:: Provided data

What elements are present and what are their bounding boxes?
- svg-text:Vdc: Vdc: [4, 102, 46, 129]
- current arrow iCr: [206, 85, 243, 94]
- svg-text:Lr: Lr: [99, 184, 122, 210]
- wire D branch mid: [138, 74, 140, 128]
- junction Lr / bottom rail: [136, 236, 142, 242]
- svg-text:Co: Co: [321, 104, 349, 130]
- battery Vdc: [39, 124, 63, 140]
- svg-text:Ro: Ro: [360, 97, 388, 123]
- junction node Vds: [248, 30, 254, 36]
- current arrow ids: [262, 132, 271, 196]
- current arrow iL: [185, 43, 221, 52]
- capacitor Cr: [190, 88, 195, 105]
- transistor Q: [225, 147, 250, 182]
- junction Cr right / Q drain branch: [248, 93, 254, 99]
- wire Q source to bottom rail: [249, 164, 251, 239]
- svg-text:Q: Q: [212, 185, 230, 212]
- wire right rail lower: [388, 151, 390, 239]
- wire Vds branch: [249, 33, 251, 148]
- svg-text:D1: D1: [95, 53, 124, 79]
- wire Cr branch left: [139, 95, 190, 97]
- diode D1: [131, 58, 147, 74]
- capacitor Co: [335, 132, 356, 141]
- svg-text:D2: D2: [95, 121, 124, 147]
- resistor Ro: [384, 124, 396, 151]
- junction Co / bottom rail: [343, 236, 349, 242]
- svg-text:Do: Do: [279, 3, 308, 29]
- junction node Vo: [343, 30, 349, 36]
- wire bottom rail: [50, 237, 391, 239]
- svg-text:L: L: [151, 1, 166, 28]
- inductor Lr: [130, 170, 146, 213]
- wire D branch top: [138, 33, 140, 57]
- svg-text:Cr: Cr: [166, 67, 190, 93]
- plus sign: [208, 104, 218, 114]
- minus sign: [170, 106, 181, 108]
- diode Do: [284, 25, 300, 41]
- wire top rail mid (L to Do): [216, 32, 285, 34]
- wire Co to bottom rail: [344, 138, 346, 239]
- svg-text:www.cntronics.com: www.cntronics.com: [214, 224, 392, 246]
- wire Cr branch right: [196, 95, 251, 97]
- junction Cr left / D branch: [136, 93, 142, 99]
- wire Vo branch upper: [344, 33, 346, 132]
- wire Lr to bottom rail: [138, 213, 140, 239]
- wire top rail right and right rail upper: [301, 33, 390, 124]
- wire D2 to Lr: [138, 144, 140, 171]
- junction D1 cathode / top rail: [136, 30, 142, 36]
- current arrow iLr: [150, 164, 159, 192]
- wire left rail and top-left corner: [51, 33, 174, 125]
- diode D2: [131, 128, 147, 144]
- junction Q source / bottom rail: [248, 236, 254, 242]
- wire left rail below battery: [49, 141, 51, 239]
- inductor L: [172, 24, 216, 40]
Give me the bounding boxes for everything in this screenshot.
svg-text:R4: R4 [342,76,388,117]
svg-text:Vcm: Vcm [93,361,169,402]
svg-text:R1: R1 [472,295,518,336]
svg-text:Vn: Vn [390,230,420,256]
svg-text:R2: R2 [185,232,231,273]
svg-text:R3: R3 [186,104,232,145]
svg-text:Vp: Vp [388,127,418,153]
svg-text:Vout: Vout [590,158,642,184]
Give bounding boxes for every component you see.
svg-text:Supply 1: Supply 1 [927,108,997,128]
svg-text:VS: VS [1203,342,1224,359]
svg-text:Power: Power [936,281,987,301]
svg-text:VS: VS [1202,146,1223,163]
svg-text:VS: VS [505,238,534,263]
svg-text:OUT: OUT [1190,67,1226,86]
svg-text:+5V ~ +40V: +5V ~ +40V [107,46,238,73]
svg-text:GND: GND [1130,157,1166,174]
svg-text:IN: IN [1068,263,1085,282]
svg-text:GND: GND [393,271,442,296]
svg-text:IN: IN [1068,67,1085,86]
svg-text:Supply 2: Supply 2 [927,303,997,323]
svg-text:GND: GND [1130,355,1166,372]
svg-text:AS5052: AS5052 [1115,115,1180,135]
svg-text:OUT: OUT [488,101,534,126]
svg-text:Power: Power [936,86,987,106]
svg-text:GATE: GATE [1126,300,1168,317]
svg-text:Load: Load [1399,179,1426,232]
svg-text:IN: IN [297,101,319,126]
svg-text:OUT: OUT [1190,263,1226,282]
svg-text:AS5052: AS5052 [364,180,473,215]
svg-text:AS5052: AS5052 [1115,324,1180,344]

::::

## Task details
Retype the rows word for word, from the very first line through the line that contains "- diode D1: [131, 58, 147, 74]", including both of those lines.

## Reply
What elements are present and what are their bounding boxes?
- svg-text:Vdc: Vdc: [4, 102, 46, 129]
- current arrow iCr: [206, 85, 243, 94]
- svg-text:Lr: Lr: [99, 184, 122, 210]
- wire D branch mid: [138, 74, 140, 128]
- junction Lr / bottom rail: [136, 236, 142, 242]
- svg-text:Co: Co: [321, 104, 349, 130]
- battery Vdc: [39, 124, 63, 140]
- svg-text:Ro: Ro: [360, 97, 388, 123]
- junction node Vds: [248, 30, 254, 36]
- current arrow ids: [262, 132, 271, 196]
- current arrow iL: [185, 43, 221, 52]
- capacitor Cr: [190, 88, 195, 105]
- transistor Q: [225, 147, 250, 182]
- junction Cr right / Q drain branch: [248, 93, 254, 99]
- wire Q source to bottom rail: [249, 164, 251, 239]
- svg-text:Q: Q: [212, 185, 230, 212]
- wire right rail lower: [388, 151, 390, 239]
- wire Vds branch: [249, 33, 251, 148]
- svg-text:D1: D1: [95, 53, 124, 79]
- wire Cr branch left: [139, 95, 190, 97]
- diode D1: [131, 58, 147, 74]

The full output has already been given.